Begin The data

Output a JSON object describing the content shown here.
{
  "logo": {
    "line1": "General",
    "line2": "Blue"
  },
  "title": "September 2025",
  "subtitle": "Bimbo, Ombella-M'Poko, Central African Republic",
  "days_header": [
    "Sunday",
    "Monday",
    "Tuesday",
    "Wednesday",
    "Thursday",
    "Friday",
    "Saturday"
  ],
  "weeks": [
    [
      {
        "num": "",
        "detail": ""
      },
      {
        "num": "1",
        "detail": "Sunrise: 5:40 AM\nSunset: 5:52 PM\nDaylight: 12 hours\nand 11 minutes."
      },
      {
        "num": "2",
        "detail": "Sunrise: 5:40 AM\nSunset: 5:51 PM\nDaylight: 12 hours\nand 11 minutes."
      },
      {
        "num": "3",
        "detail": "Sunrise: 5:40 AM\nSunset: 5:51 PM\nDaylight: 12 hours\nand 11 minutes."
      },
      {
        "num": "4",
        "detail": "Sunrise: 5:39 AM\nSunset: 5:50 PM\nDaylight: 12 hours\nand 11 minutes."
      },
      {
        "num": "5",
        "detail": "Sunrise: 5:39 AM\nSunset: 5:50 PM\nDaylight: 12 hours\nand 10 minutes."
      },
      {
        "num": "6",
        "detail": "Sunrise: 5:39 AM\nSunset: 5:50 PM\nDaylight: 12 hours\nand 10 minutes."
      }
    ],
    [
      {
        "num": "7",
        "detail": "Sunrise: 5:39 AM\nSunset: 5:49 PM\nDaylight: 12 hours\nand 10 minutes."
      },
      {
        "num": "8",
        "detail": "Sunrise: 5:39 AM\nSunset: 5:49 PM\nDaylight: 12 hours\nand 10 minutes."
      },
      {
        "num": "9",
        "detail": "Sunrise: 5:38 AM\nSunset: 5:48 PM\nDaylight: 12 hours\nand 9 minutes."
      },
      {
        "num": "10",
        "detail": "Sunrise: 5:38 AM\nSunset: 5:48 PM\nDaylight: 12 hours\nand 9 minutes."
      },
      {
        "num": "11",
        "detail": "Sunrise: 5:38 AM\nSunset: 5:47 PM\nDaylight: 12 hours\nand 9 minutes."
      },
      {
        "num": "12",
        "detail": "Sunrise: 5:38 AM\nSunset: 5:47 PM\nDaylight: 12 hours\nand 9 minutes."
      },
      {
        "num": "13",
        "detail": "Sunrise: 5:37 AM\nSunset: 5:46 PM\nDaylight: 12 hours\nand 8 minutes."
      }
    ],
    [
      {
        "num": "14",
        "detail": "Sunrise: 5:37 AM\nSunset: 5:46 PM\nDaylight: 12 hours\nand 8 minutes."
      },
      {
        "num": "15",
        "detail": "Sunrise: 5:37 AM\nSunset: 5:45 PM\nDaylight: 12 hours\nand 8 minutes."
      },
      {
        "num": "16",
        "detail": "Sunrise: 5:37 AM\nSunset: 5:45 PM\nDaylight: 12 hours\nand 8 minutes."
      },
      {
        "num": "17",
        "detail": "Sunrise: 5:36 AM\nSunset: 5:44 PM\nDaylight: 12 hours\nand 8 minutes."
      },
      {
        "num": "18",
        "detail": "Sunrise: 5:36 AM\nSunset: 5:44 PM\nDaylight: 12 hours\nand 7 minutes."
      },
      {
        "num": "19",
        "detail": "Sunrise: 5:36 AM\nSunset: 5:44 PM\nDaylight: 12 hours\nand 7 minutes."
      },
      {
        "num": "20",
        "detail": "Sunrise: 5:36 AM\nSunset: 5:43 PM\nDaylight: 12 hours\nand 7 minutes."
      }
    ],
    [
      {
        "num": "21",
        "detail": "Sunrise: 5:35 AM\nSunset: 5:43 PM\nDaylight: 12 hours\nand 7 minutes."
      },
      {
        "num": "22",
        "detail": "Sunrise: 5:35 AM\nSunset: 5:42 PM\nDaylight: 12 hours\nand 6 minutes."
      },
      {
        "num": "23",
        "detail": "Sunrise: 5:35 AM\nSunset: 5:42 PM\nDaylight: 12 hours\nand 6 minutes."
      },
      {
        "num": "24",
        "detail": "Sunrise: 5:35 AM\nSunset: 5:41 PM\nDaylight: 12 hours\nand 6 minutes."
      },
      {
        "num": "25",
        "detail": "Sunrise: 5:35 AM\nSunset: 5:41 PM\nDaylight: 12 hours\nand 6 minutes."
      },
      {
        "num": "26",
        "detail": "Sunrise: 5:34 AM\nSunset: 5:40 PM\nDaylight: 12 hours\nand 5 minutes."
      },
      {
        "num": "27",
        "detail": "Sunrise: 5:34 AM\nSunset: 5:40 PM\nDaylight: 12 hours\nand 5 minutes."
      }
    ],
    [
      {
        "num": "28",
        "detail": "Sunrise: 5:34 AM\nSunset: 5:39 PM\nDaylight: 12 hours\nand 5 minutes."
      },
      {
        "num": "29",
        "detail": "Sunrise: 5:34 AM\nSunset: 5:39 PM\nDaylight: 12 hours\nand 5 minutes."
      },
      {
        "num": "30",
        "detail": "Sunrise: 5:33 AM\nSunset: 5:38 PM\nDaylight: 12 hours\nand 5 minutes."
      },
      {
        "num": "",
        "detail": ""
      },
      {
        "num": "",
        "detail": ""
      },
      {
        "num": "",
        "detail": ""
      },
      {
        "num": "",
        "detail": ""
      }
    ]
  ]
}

End The data

◆ What the exercise asks
Output the entries verbatim.

◆ The solution
Output a JSON object describing the content shown here.
{
  "logo": {
    "line1": "General",
    "line2": "Blue"
  },
  "title": "September 2025",
  "subtitle": "Bimbo, Ombella-M'Poko, Central African Republic",
  "days_header": [
    "Sunday",
    "Monday",
    "Tuesday",
    "Wednesday",
    "Thursday",
    "Friday",
    "Saturday"
  ],
  "weeks": [
    [
      {
        "num": "",
        "detail": ""
      },
      {
        "num": "1",
        "detail": "Sunrise: 5:40 AM\nSunset: 5:52 PM\nDaylight: 12 hours\nand 11 minutes."
      },
      {
        "num": "2",
        "detail": "Sunrise: 5:40 AM\nSunset: 5:51 PM\nDaylight: 12 hours\nand 11 minutes."
      },
      {
        "num": "3",
        "detail": "Sunrise: 5:40 AM\nSunset: 5:51 PM\nDaylight: 12 hours\nand 11 minutes."
      },
      {
        "num": "4",
        "detail": "Sunrise: 5:39 AM\nSunset: 5:50 PM\nDaylight: 12 hours\nand 11 minutes."
      },
      {
        "num": "5",
        "detail": "Sunrise: 5:39 AM\nSunset: 5:50 PM\nDaylight: 12 hours\nand 10 minutes."
      },
      {
        "num": "6",
        "detail": "Sunrise: 5:39 AM\nSunset: 5:50 PM\nDaylight: 12 hours\nand 10 minutes."
      }
    ],
    [
      {
        "num": "7",
        "detail": "Sunrise: 5:39 AM\nSunset: 5:49 PM\nDaylight: 12 hours\nand 10 minutes."
      },
      {
        "num": "8",
        "detail": "Sunrise: 5:39 AM\nSunset: 5:49 PM\nDaylight: 12 hours\nand 10 minutes."
      },
      {
        "num": "9",
        "detail": "Sunrise: 5:38 AM\nSunset: 5:48 PM\nDaylight: 12 hours\nand 9 minutes."
      },
      {
        "num": "10",
        "detail": "Sunrise: 5:38 AM\nSunset: 5:48 PM\nDaylight: 12 hours\nand 9 minutes."
      },
      {
        "num": "11",
        "detail": "Sunrise: 5:38 AM\nSunset: 5:47 PM\nDaylight: 12 hours\nand 9 minutes."
      },
      {
        "num": "12",
        "detail": "Sunrise: 5:38 AM\nSunset: 5:47 PM\nDaylight: 12 hours\nand 9 minutes."
      },
      {
        "num": "13",
        "detail": "Sunrise: 5:37 AM\nSunset: 5:46 PM\nDaylight: 12 hours\nand 8 minutes."
      }
    ],
    [
      {
        "num": "14",
        "detail": "Sunrise: 5:37 AM\nSunset: 5:46 PM\nDaylight: 12 hours\nand 8 minutes."
      },
      {
        "num": "15",
        "detail": "Sunrise: 5:37 AM\nSunset: 5:45 PM\nDaylight: 12 hours\nand 8 minutes."
      },
      {
        "num": "16",
        "detail": "Sunrise: 5:37 AM\nSunset: 5:45 PM\nDaylight: 12 hours\nand 8 minutes."
      },
      {
        "num": "17",
        "detail": "Sunrise: 5:36 AM\nSunset: 5:44 PM\nDaylight: 12 hours\nand 8 minutes."
      },
      {
        "num": "18",
        "detail": "Sunrise: 5:36 AM\nSunset: 5:44 PM\nDaylight: 12 hours\nand 7 minutes."
      },
      {
        "num": "19",
        "detail": "Sunrise: 5:36 AM\nSunset: 5:44 PM\nDaylight: 12 hours\nand 7 minutes."
      },
      {
        "num": "20",
        "detail": "Sunrise: 5:36 AM\nSunset: 5:43 PM\nDaylight: 12 hours\nand 7 minutes."
      }
    ],
    [
      {
        "num": "21",
        "detail": "Sunrise: 5:35 AM\nSunset: 5:43 PM\nDaylight: 12 hours\nand 7 minutes."
      },
      {
        "num": "22",
        "detail": "Sunrise: 5:35 AM\nSunset: 5:42 PM\nDaylight: 12 hours\nand 6 minutes."
      },
      {
        "num": "23",
        "detail": "Sunrise: 5:35 AM\nSunset: 5:42 PM\nDaylight: 12 hours\nand 6 minutes."
      },
      {
        "num": "24",
        "detail": "Sunrise: 5:35 AM\nSunset: 5:41 PM\nDaylight: 12 hours\nand 6 minutes."
      },
      {
        "num": "25",
        "detail": "Sunrise: 5:35 AM\nSunset: 5:41 PM\nDaylight: 12 hours\nand 6 minutes."
      },
      {
        "num": "26",
        "detail": "Sunrise: 5:34 AM\nSunset: 5:40 PM\nDaylight: 12 hours\nand 5 minutes."
      },
      {
        "num": "27",
        "detail": "Sunrise: 5:34 AM\nSunset: 5:40 PM\nDaylight: 12 hours\nand 5 minutes."
      }
    ],
    [
      {
        "num": "28",
        "detail": "Sunrise: 5:34 AM\nSunset: 5:39 PM\nDaylight: 12 hours\nand 5 minutes."
      },
      {
        "num": "29",
        "detail": "Sunrise: 5:34 AM\nSunset: 5:39 PM\nDaylight: 12 hours\nand 5 minutes."
      },
      {
        "num": "30",
        "detail": "Sunrise: 5:33 AM\nSunset: 5:38 PM\nDaylight: 12 hours\nand 5 minutes."
      },
      {
        "num": "",
        "detail": ""
      },
      {
        "num": "",
        "detail": ""
      },
      {
        "num": "",
        "detail": ""
      },
      {
        "num": "",
        "detail": ""
      }
    ]
  ]
}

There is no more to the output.